Your task
Establish how many lines in the material include the string "Land" and report it as a lone number.

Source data
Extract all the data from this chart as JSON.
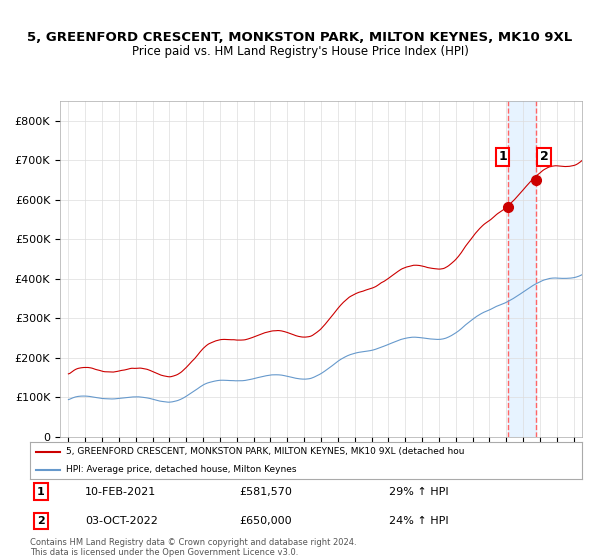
{
  "title_line1": "5, GREENFORD CRESCENT, MONKSTON PARK, MILTON KEYNES, MK10 9XL",
  "title_line2": "Price paid vs. HM Land Registry's House Price Index (HPI)",
  "xlabel": "",
  "ylabel": "",
  "ylim": [
    0,
    850000
  ],
  "ytick_labels": [
    "0",
    "£100K",
    "£200K",
    "£300K",
    "£400K",
    "£500K",
    "£600K",
    "£700K",
    "£800K"
  ],
  "ytick_values": [
    0,
    100000,
    200000,
    300000,
    400000,
    500000,
    600000,
    700000,
    800000
  ],
  "year_start": 1995,
  "year_end": 2025,
  "sale1_date": "10-FEB-2021",
  "sale1_price": 581570,
  "sale1_label": "1",
  "sale1_pct": "29% ↑ HPI",
  "sale2_date": "03-OCT-2022",
  "sale2_price": 650000,
  "sale2_label": "2",
  "sale2_pct": "24% ↑ HPI",
  "legend_red": "5, GREENFORD CRESCENT, MONKSTON PARK, MILTON KEYNES, MK10 9XL (detached hou",
  "legend_blue": "HPI: Average price, detached house, Milton Keynes",
  "footer": "Contains HM Land Registry data © Crown copyright and database right 2024.\nThis data is licensed under the Open Government Licence v3.0.",
  "red_color": "#cc0000",
  "blue_color": "#6699cc",
  "marker_color": "#cc0000",
  "vline_color": "#ff6666",
  "shade_color": "#ddeeff",
  "background_color": "#ffffff",
  "grid_color": "#dddddd"
}
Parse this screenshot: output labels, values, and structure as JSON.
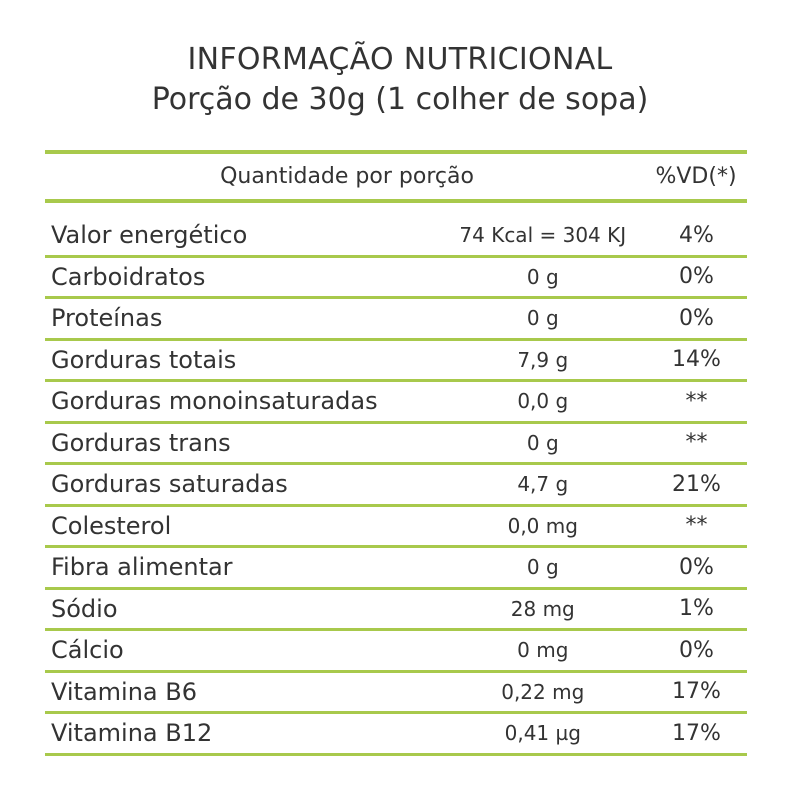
{
  "header": {
    "title": "INFORMAÇÃO NUTRICIONAL",
    "subtitle": "Porção de 30g (1 colher de sopa)"
  },
  "table": {
    "col_quantity_label": "Quantidade por porção",
    "col_vd_label": "%VD(*)",
    "rows": [
      {
        "name": "Valor energético",
        "qty": "74 Kcal = 304 KJ",
        "vd": "4%"
      },
      {
        "name": "Carboidratos",
        "qty": "0 g",
        "vd": "0%"
      },
      {
        "name": "Proteínas",
        "qty": "0 g",
        "vd": "0%"
      },
      {
        "name": "Gorduras totais",
        "qty": "7,9 g",
        "vd": "14%"
      },
      {
        "name": "Gorduras monoinsaturadas",
        "qty": "0,0 g",
        "vd": "**"
      },
      {
        "name": "Gorduras trans",
        "qty": "0 g",
        "vd": "**"
      },
      {
        "name": "Gorduras saturadas",
        "qty": "4,7 g",
        "vd": "21%"
      },
      {
        "name": "Colesterol",
        "qty": "0,0 mg",
        "vd": "**"
      },
      {
        "name": "Fibra alimentar",
        "qty": "0 g",
        "vd": "0%"
      },
      {
        "name": "Sódio",
        "qty": "28 mg",
        "vd": "1%"
      },
      {
        "name": "Cálcio",
        "qty": "0 mg",
        "vd": "0%"
      },
      {
        "name": "Vitamina B6",
        "qty": "0,22 mg",
        "vd": "17%"
      },
      {
        "name": "Vitamina B12",
        "qty": "0,41 µg",
        "vd": "17%"
      }
    ]
  },
  "colors": {
    "rule": "#a8c94c",
    "text": "#333333"
  }
}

Solution
2